*Activities*
(A) Reproduce the Oak history passage word for word, from "Oak finally returned" up to and including "quartz oscillator subsidiaries).".
(B) Extend the Oak history passage, starting after its final sentence.

*Selected excerpt*
Segment Open
In January 1991, Oak acquired Standard Grigsby for $7.6 million. Standard Grigsby, an Illinois-based switch manufacturer and an old competitor of Oak's, had moved from Arlington Heights to Aurora to Sugar Grove. Oak then rebranded its component manufacturing division to OakGrigsby and shuttered its former headquarters and switch manufacturing plant at Crystal Lake in July 1991, with both of the firm's facilities in that city shuttered. The company's component division was then splintered between Sugar Grove and Standard Grigsby's factory in Ciudad Juárez, Mexico.

Oak finally returned to profitability in the early 1990s, earning $5.6 million in profit for 1991 and $10 million in earnings over $107 million for the first three-quarters of 1992. The company downsized from 2,203 employees total in 1989 to 1,620 in 1992; its divisions then consisted of Harper-Wyman—a maker of controls for gas kitchen appliances—as well as OakGrigsby, Nordco, and the Oak Frequency Control Group (comprising the company's quartz oscillator subsidiaries).

== Final acquisitions and purchase by Corning ==
In following Antle's prescription to acquire companies with good growth potential, Oak in December 1992 acquired Gilbert Engineering, a drawer of aluminum connectors for cable television. Oak's net income reached $26.7 million in 1993—an 85 percent increase year-to-year—and its revenue increased by 53 percent. Gilbert, now an Oak subsidiary, in turn purchased Cable-Con A/S, another cable connector manufacturer based in Denmark. In August 1995, Oak acquired Lasertron Inc., a maker of optical fiber support devices, for $112 million (equivalent to $ in ). In 1996, the company sold Nordco to Bank One Corporation, having previously determined the subsidiary to not fit Oak's telecommunications focus.
Segment Closed
*Records supplied*
Segment Open
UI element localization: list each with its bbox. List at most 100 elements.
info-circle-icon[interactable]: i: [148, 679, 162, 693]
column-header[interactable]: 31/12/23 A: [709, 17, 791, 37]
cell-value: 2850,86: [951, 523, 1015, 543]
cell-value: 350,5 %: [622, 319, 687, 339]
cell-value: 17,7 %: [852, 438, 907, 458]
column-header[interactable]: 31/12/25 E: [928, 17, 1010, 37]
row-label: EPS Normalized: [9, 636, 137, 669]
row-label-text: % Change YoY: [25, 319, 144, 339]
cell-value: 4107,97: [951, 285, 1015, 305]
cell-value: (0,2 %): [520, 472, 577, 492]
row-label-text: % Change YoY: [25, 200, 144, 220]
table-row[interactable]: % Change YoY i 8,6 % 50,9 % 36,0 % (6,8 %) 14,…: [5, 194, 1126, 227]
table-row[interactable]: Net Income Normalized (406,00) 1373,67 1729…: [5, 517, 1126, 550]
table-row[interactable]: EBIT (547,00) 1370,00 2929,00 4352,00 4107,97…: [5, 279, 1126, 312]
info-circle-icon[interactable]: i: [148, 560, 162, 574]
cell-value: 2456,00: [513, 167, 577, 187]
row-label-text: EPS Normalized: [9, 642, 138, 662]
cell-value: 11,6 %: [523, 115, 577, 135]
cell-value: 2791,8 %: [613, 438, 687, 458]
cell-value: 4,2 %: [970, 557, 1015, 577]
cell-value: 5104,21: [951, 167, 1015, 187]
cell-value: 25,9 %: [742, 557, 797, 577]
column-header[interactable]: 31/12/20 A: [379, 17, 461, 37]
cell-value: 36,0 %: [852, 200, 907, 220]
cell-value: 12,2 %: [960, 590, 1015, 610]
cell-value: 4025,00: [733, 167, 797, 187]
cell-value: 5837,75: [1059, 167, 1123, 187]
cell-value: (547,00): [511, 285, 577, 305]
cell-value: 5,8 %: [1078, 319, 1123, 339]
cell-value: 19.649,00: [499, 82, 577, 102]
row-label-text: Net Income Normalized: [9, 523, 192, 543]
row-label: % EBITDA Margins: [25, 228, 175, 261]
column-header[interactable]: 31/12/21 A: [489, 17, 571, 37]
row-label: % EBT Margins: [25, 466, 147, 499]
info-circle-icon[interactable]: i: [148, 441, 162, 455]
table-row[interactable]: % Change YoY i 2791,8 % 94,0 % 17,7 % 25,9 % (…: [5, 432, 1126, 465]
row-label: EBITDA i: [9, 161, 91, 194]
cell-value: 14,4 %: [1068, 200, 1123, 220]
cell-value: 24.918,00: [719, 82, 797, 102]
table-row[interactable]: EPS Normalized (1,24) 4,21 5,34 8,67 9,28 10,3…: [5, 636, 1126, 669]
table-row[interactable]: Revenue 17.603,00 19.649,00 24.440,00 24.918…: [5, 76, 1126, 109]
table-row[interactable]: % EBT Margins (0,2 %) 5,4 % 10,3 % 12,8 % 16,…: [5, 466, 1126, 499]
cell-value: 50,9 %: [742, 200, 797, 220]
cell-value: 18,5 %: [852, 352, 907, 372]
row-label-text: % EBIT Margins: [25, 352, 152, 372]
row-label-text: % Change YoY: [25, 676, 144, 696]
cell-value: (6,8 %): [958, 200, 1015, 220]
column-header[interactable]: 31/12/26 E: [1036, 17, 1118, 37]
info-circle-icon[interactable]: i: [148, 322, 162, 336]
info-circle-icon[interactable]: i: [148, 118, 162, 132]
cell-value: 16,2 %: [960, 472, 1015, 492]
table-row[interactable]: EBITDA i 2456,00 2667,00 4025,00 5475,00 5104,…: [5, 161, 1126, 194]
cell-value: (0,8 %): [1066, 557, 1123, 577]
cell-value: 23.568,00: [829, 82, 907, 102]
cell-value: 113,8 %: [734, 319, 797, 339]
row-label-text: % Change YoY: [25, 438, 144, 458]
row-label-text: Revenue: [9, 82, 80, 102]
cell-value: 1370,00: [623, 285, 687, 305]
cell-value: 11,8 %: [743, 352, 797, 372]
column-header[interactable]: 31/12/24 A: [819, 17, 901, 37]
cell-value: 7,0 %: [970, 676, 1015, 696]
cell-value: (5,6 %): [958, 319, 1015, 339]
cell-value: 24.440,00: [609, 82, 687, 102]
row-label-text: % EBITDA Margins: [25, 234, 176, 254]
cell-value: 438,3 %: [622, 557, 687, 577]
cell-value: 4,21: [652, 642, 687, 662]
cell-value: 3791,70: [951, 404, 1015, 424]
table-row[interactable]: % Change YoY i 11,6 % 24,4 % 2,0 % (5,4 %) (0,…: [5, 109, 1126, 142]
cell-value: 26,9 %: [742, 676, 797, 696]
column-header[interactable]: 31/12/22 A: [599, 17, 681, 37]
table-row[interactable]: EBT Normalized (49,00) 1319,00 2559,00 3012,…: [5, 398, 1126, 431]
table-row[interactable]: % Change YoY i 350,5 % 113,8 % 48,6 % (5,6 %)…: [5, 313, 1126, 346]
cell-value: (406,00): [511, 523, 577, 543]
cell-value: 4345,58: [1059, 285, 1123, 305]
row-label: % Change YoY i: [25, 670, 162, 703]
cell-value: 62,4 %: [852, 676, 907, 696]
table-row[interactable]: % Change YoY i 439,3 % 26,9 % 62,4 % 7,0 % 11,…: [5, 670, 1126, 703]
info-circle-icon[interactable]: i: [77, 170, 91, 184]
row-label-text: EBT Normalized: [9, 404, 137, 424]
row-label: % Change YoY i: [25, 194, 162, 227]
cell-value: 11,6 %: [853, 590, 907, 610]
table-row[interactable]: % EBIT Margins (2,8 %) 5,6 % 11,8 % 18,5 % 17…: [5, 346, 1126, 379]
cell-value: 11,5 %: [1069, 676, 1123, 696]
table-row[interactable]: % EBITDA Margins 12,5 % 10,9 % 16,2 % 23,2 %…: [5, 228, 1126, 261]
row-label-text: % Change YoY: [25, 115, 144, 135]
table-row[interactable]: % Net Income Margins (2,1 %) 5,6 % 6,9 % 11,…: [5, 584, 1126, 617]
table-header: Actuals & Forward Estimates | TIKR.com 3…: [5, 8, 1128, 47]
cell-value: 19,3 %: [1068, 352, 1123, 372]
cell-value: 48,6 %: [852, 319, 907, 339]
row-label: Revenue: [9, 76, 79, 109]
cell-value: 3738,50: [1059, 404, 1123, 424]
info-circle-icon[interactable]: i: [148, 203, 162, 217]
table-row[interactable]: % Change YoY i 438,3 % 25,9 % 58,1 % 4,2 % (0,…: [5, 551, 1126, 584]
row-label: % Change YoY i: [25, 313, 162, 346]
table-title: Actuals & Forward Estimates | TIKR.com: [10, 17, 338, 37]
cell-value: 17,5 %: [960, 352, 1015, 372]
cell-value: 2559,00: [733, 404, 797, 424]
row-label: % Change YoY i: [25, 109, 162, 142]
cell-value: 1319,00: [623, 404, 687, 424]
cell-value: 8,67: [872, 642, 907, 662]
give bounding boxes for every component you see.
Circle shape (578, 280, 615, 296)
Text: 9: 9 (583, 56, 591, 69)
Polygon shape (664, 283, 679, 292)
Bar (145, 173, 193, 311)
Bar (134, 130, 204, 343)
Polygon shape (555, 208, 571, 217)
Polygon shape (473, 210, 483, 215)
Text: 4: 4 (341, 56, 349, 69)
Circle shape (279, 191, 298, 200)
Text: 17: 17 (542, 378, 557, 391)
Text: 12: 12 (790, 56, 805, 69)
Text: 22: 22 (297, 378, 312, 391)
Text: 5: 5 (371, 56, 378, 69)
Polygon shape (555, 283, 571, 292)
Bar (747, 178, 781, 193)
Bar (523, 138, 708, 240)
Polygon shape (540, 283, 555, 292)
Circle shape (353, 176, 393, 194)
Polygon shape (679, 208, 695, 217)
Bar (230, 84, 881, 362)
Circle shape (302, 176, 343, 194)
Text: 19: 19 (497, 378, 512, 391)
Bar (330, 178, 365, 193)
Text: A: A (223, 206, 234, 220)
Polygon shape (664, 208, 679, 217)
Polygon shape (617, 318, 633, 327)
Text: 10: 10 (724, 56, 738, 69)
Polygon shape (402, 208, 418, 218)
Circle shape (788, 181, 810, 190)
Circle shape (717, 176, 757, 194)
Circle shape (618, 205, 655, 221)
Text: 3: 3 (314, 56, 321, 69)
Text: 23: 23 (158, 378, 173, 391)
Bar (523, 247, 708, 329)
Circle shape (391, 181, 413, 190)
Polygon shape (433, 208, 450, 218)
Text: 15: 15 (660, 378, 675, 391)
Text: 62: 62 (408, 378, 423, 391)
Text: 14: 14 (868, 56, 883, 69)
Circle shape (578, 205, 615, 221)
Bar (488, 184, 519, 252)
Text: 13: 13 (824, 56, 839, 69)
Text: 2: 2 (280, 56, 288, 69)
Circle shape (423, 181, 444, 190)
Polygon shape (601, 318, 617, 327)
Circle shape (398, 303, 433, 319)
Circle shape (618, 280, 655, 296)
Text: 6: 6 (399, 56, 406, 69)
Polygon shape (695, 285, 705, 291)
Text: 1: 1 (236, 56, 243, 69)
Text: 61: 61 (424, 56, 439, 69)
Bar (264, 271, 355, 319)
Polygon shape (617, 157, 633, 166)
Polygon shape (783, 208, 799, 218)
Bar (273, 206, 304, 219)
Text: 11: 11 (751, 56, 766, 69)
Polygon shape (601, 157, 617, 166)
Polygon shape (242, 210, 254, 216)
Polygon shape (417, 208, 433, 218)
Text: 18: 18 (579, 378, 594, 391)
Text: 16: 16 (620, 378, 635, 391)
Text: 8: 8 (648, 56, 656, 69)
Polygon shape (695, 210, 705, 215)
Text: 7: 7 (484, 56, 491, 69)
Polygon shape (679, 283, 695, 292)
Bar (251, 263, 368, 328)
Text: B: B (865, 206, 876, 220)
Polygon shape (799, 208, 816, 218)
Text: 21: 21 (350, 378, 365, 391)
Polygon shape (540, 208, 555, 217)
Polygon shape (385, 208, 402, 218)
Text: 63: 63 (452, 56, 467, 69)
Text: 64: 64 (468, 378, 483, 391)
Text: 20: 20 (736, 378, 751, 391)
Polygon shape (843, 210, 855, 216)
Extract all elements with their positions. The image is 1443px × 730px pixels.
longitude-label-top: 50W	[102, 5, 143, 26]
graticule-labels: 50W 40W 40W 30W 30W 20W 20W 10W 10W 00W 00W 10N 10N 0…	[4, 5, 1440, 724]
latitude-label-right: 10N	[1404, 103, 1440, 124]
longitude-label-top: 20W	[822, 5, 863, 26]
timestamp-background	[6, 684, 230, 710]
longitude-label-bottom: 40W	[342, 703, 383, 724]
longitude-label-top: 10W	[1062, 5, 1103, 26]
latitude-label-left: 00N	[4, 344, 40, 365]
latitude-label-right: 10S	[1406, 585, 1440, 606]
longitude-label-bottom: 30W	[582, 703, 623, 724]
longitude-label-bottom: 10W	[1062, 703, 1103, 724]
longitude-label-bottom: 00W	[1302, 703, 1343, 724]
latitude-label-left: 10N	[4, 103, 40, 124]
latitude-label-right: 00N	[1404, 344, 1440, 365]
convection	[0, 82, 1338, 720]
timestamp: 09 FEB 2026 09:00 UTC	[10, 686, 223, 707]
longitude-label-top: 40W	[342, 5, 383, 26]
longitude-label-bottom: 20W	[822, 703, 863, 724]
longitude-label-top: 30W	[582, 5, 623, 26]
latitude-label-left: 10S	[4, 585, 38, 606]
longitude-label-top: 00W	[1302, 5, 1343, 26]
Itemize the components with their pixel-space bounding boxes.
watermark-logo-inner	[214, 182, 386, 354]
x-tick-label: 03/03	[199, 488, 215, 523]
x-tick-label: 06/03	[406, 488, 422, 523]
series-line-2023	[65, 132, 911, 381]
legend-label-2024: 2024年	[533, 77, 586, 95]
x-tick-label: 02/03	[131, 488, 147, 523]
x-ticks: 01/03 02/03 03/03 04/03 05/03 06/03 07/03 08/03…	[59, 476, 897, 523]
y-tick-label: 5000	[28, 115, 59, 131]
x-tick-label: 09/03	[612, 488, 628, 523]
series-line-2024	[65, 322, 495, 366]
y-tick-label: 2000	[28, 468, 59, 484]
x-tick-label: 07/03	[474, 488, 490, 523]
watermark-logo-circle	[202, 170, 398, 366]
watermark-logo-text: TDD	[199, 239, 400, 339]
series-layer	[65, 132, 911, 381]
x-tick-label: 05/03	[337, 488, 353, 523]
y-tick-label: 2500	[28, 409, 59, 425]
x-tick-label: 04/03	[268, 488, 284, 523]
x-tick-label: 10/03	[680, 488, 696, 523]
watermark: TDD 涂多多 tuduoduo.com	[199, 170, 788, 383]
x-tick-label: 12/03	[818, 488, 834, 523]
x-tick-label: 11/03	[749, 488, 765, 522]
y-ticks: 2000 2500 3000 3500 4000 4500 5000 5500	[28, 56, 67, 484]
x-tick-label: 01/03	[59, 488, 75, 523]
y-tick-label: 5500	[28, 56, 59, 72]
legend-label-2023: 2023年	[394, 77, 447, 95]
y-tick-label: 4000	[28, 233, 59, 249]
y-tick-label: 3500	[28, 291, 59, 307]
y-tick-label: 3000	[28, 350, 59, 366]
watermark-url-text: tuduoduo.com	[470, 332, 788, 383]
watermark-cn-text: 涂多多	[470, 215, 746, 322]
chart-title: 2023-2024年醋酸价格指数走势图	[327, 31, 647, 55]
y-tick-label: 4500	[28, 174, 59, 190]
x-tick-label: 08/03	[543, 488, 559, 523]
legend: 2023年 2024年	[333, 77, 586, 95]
Segment Closed
*Answers for the tasks*
(A)
Oak finally returned to profitability in the early 1990s, earning $5.6 million in profit for 1991 and $10 million in earnings over $107 million for the first three-quarters of 1992. The company downsized from 2,203 employees total in 1989 to 1,620 in 1992; its divisions then consisted of Harper-Wyman—a maker of controls for gas kitchen appliances—as well as OakGrigsby, Nordco, and the Oak Frequency Control Group (comprising the company's quartz oscillator subsidiaries).

(B)
On November 15, 1999, Oak agreed to be purchased by photonics company Corning Inc. for $1.8 billion, amid a wave of consolidation in the optical industry; the deal was completed on January 28, 2000. Before its purchase, Oak employed 3,900. No layoffs were expected as a result of the purchase.

== Legacy ==
In 2016, the Willow Creek Community Church in Crystal Lake, Illinois, laid out plans to the city to acquire Oak Industries's former 193000 sqft factory on 100 South Main Street, for conversion into a megachurch chapter. The city approved the plan in November 2016; groundbreaking commenced in February 2017 for an opening date that fall. Aaron Shepley, mayor of Crystal Lake, remarked that the factory was integral to the city's history: "I think it's very appropriate that this becomes a center point through Willow Creek's redevelopment. We have been very excited as a City Council about Willow Creek's willingness to re-purpose the building."